■ Written request A ■
In the frog vivarium forum thread, which users does MELLOWROO421 quote in replies? List each username once.
■ Written request B ■
Arrange the lines of the records from the one that contains "document-icon — [70, 317, 88, 335]" down to the one that contains "table-row: Shivamogga Gopala", both included, as a Markdown table with the columns Row and Record Line.

■ Passage shown ■
Your viv has put my Man Creek's home to shame, and has inspired me to move them up the list for a new setup. My female is one of my oldest frogs and she sure deserves it. 

Thanks of the inspiration and congrats on the eggs!


----------



## FroggyKnight (Mar 14, 2013)

It is still looking great

Congrats on the eggs! My NEW sexed pair of man creeks just started courting today, so I hope we both have luck

John


----------



## rigel10 (Jun 1, 2012)

The layout is very original, IMO. What size is it? How is the co-existence between the males of the group? I ask because my Almirante male seems less aggressive than other pums (i.e Solarte).


----------



## MELLOWROO421 (Feb 21, 2007)

rigel10 said:


> The layout is very original, IMO. What size is it? How is the co-existence between the males of the group? I ask because my Almirante male seems less aggressive than other pums (i.e Solarte).


Thank you. I like building my vivariums with no or partial backgrounds. Complete backgrounds take so much more materials and use up much more space. I think having the "floating" background provides plenty of areas to plant and make hiding spots while allowing me to keep all of my floor space. It also stops any water from wicking up from the false bottom which seems to make my plants on the background happier since they are not constantly wet. The viv is a 36x18x36 Exo-Terra.
As for the males, they had some territory issues at first. They mostly just called at each other but did do a little wrestling. They seem to have found peace with each other lately, but I am watching them closely since I don't think the hundred or so gallons the tank provides them is quite enough for them to establish real territories. 

Another quick pic of one on the viv floor.


----------



## Veneer (Nov 13, 2012)

Do you have a species name for this guy?


----------



## MELLOWROO421 (Feb 21, 2007)

Veneer said:


> Do you have a species name for this guy?


I have it at home. I'll get you an answer on it tonight or tomorrow.


----------



## MELLOWROO421 (Feb 21, 2007)

The I.D. I was given for that orchid was simply mini Stelis sp. from Brazil. It came (like most of my orchids) from Andy's Orchids. 

Hope that helps.


----------



## Gamble (Aug 1, 2010)

That looks f'in awesome. NICE job!
Very impressive.


----------



## pet-teez (Oct 3, 2007)

Oh! That's neat! Very cool


----------



## fullmonti (May 10, 2013)

Love the layout, reminds me of some reef tanks. A structure higher in the tank for plants or corals, with room below for livestock (frogs or fish). Also like the plant selection.

I love to see how different people design their tanks. Seems to be as many different ways to do it as there are people doing it.


----------



## daftendire (May 20, 2009)

Love this design. So much room for activities on the leaf litter floor. 
What kind of lighting are you running? is that two led units?


----------



## MELLOWROO421 (Feb 21, 2007)

daftendire said:


> Love this design. So much room for activities on the leaf litter floor.
> What kind of lighting are you running? is that two led units?


Thanks! I'm running 2 t8 4' tubes and 2 jungle dawn led's. Seems to be doing the trick. I'll try and get some new photos up soon. The stellis sp. isn't liking where I put it. Too much water. I had to pull it in an effort to save it. Everything else looks pretty good so far.


----------



## Hill (Jan 6, 2014)

■ Exercise input ■
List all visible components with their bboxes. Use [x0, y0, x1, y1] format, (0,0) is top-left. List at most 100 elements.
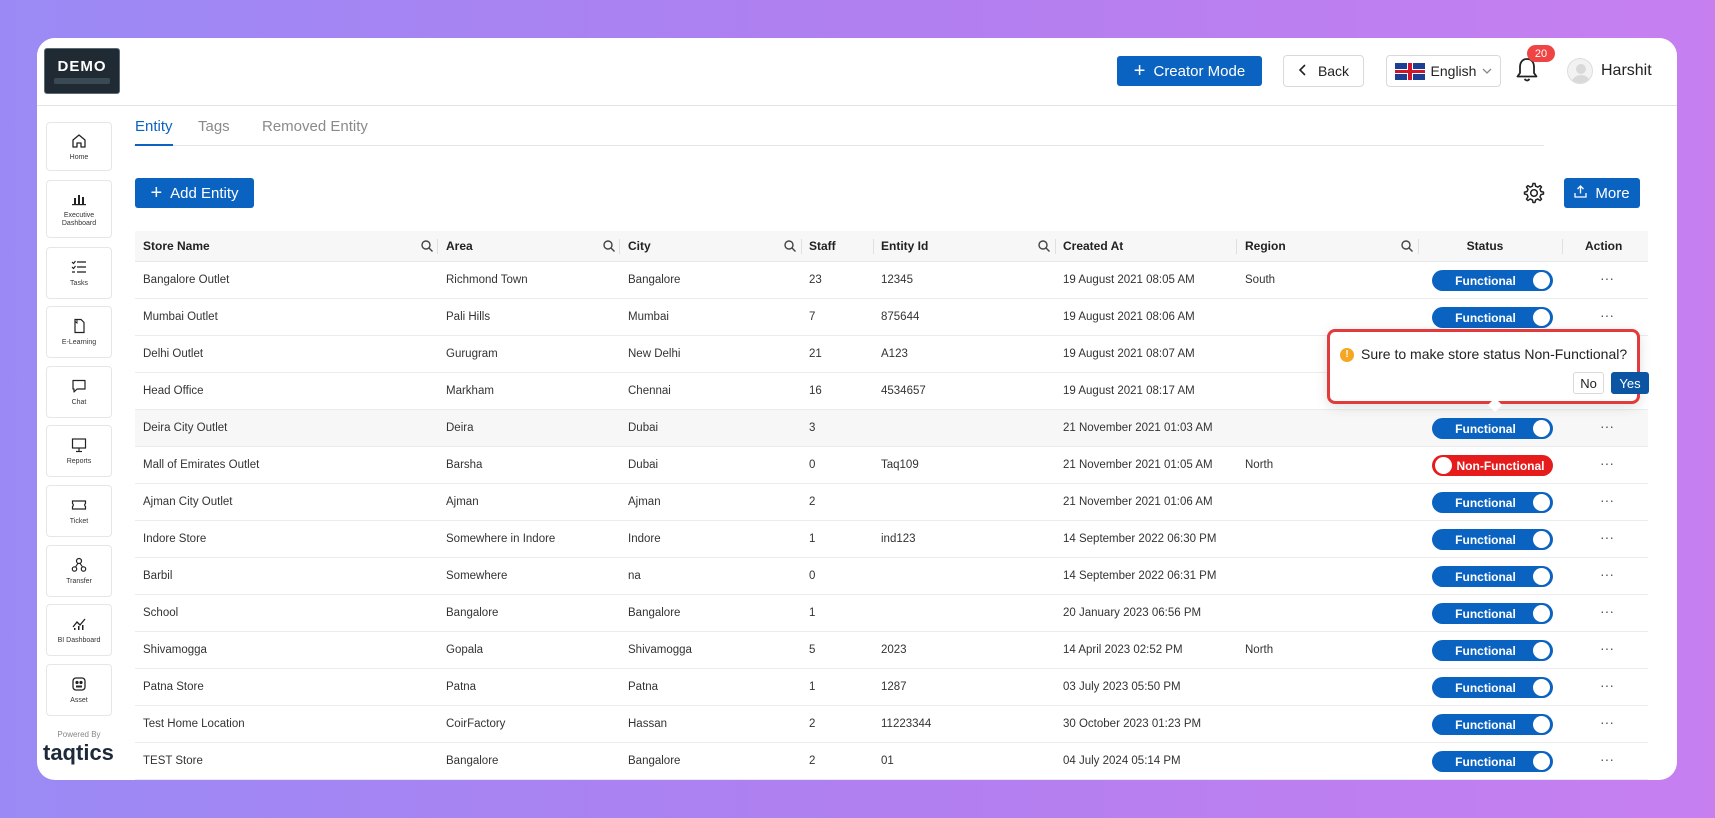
document-icon — [70, 317, 88, 335]
cell-entity-id: 4534657 — [881, 385, 926, 397]
search-icon[interactable] — [783, 239, 797, 253]
toggle-knob — [1533, 679, 1550, 696]
creator-mode-button[interactable]: + Creator Mode — [1117, 56, 1262, 86]
status-toggle[interactable]: Functional — [1432, 640, 1553, 661]
cell-city: Patna — [628, 681, 659, 693]
cell-entity-id: 12345 — [881, 274, 913, 286]
row-action-menu[interactable]: ··· — [1600, 492, 1614, 508]
status-toggle[interactable]: Functional — [1432, 751, 1553, 772]
cell-area: Deira — [446, 422, 474, 434]
row-action-menu[interactable]: ··· — [1600, 307, 1614, 323]
gear-icon[interactable] — [1522, 181, 1546, 205]
status-label: Functional — [1455, 421, 1516, 436]
status-toggle[interactable]: Functional — [1432, 529, 1553, 550]
table-row: Shivamogga Gopala Shivamogga 5 2023 14 April … — [135, 632, 1648, 669]
sidebar-item-executive-dashboard[interactable]: Executive Dashboard — [46, 180, 112, 238]
row-action-menu[interactable]: ··· — [1600, 677, 1614, 693]
language-selector[interactable]: English — [1386, 55, 1501, 87]
search-icon[interactable] — [602, 239, 616, 253]
cell-store-name: Test Home Location — [143, 718, 245, 730]
row-action-menu[interactable]: ··· — [1600, 566, 1614, 582]
sidebar-item-bi-dashboard[interactable]: BI Dashboard — [46, 604, 112, 656]
cell-store-name: Barbil — [143, 570, 173, 582]
presentation-icon — [70, 436, 88, 454]
search-icon[interactable] — [1400, 239, 1414, 253]
table-body: Bangalore Outlet Richmond Town Bangalore 23… — [135, 262, 1648, 780]
row-action-menu[interactable]: ··· — [1600, 270, 1614, 286]
status-toggle[interactable]: Non-Functional — [1432, 455, 1553, 476]
plus-icon: + — [1133, 60, 1146, 82]
cell-entity-id: A123 — [881, 348, 908, 360]
column-divider — [619, 239, 620, 254]
sidebar-label: Reports — [66, 458, 92, 465]
tab-removed-entity[interactable]: Removed Entity — [262, 118, 368, 135]
search-icon[interactable] — [1037, 239, 1051, 253]
cell-store-name: Ajman City Outlet — [143, 496, 233, 508]
status-toggle[interactable]: Functional — [1432, 492, 1553, 513]
chevron-down-icon — [1482, 64, 1492, 78]
add-entity-button[interactable]: + Add Entity — [135, 178, 254, 208]
confirm-no-button[interactable]: No — [1573, 372, 1604, 394]
more-button[interactable]: More — [1564, 178, 1640, 208]
row-action-menu[interactable]: ··· — [1600, 714, 1614, 730]
row-action-menu[interactable]: ··· — [1600, 418, 1614, 434]
status-toggle[interactable]: Functional — [1432, 307, 1553, 328]
cell-area: Patna — [446, 681, 477, 693]
cell-staff: 5 — [809, 644, 816, 656]
cell-city: Ajman — [628, 496, 661, 508]
toggle-knob — [1435, 457, 1452, 474]
cell-staff: 2 — [809, 718, 816, 730]
cell-area: CoirFactory — [446, 718, 506, 730]
sidebar-item-asset[interactable]: Asset — [46, 664, 112, 716]
entity-tabs: Entity Tags Removed Entity — [134, 118, 1544, 146]
status-toggle[interactable]: Functional — [1432, 603, 1553, 624]
status-toggle[interactable]: Functional — [1432, 714, 1553, 735]
row-action-menu[interactable]: ··· — [1600, 751, 1614, 767]
cell-store-name: Deira City Outlet — [143, 422, 228, 434]
row-action-menu[interactable]: ··· — [1600, 455, 1614, 471]
confirm-yes-button[interactable]: Yes — [1611, 372, 1649, 394]
status-toggle[interactable]: Functional — [1432, 566, 1553, 587]
status-toggle[interactable]: Functional — [1432, 677, 1553, 698]
status-label: Functional — [1455, 680, 1516, 695]
cell-area: Bangalore — [446, 755, 499, 767]
cell-created-at: 21 November 2021 01:03 AM — [1063, 422, 1213, 434]
column-divider — [873, 239, 874, 254]
toggle-knob — [1533, 494, 1550, 511]
sidebar-item-e-learning[interactable]: E-Learning — [46, 306, 112, 358]
status-toggle[interactable]: Functional — [1432, 418, 1553, 439]
sidebar-item-transfer[interactable]: Transfer — [46, 545, 112, 597]
cell-entity-id: ind123 — [881, 533, 916, 545]
column-divider — [1562, 239, 1563, 254]
header-city: City — [628, 239, 651, 253]
transfer-icon — [70, 556, 88, 574]
tab-entity[interactable]: Entity — [135, 118, 173, 146]
line-chart-icon — [70, 615, 88, 633]
cell-staff: 3 — [809, 422, 816, 434]
status-label: Functional — [1455, 643, 1516, 658]
sidebar-item-ticket[interactable]: Ticket — [46, 485, 112, 537]
row-action-menu[interactable]: ··· — [1600, 603, 1614, 619]
cell-created-at: 14 April 2023 02:52 PM — [1063, 644, 1183, 656]
creator-mode-label: Creator Mode — [1153, 62, 1246, 80]
notification-badge: 20 — [1527, 45, 1555, 62]
table-row: Ajman City Outlet Ajman Ajman 2 21 November … — [135, 484, 1648, 521]
sidebar-item-home[interactable]: Home — [46, 122, 112, 171]
cell-staff: 23 — [809, 274, 822, 286]
row-action-menu[interactable]: ··· — [1600, 640, 1614, 656]
upload-icon — [1574, 184, 1588, 202]
sidebar-item-reports[interactable]: Reports — [46, 425, 112, 477]
cell-created-at: 14 September 2022 06:31 PM — [1063, 570, 1217, 582]
row-action-menu[interactable]: ··· — [1600, 529, 1614, 545]
sidebar-item-chat[interactable]: Chat — [46, 366, 112, 418]
user-menu[interactable]: Harshit — [1567, 54, 1652, 88]
popover-message: Sure to make store status Non-Functional… — [1361, 346, 1628, 362]
sidebar-item-tasks[interactable]: Tasks — [46, 247, 112, 299]
status-toggle[interactable]: Functional — [1432, 270, 1553, 291]
entity-table: Store Name Area City Staff Entity Id Cre… — [135, 231, 1648, 780]
tab-tags[interactable]: Tags — [198, 118, 230, 135]
back-button[interactable]: Back — [1283, 55, 1364, 87]
company-logo[interactable]: DEMO — [44, 48, 120, 94]
search-icon[interactable] — [420, 239, 434, 253]
table-row: Test Home Location CoirFactory Hassan 2 1122… — [135, 706, 1648, 743]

■ Worked solution A ■
rigel10, Veneer, daftendire

■ Worked solution B ■
| Row | Record Line |
|---|---|
| 1 | document-icon — [70, 317, 88, 335] |
| 2 | cell-entity-id: 4534657 — [881, 385, 926, 397] |
| 3 | search-icon[interactable] — [783, 239, 797, 253] |
| 4 | toggle-knob — [1533, 679, 1550, 696] |
| 5 | creator-mode-button[interactable]: + Creator Mode — [1117, 56, 1262, 86] |
| 6 | status-toggle[interactable]: Functional — [1432, 640, 1553, 661] |
| 7 | cell-city: Patna — [628, 681, 659, 693] |
| 8 | cell-entity-id: 12345 — [881, 274, 913, 286] |
| 9 | row-action-menu[interactable]: ··· — [1600, 492, 1614, 508] |
| 10 | status-toggle[interactable]: Functional — [1432, 751, 1553, 772] |
| 11 | cell-area: Deira — [446, 422, 474, 434] |
| 12 | row-action-menu[interactable]: ··· — [1600, 307, 1614, 323] |
| 13 | gear-icon[interactable] — [1522, 181, 1546, 205] |
| 14 | status-label: Functional — [1455, 421, 1516, 436] |
| 15 | status-toggle[interactable]: Functional — [1432, 529, 1553, 550] |
| 16 | table-row: Shivamogga Gopala Shivamogga 5 2023 14 April … — [135, 632, 1648, 669] |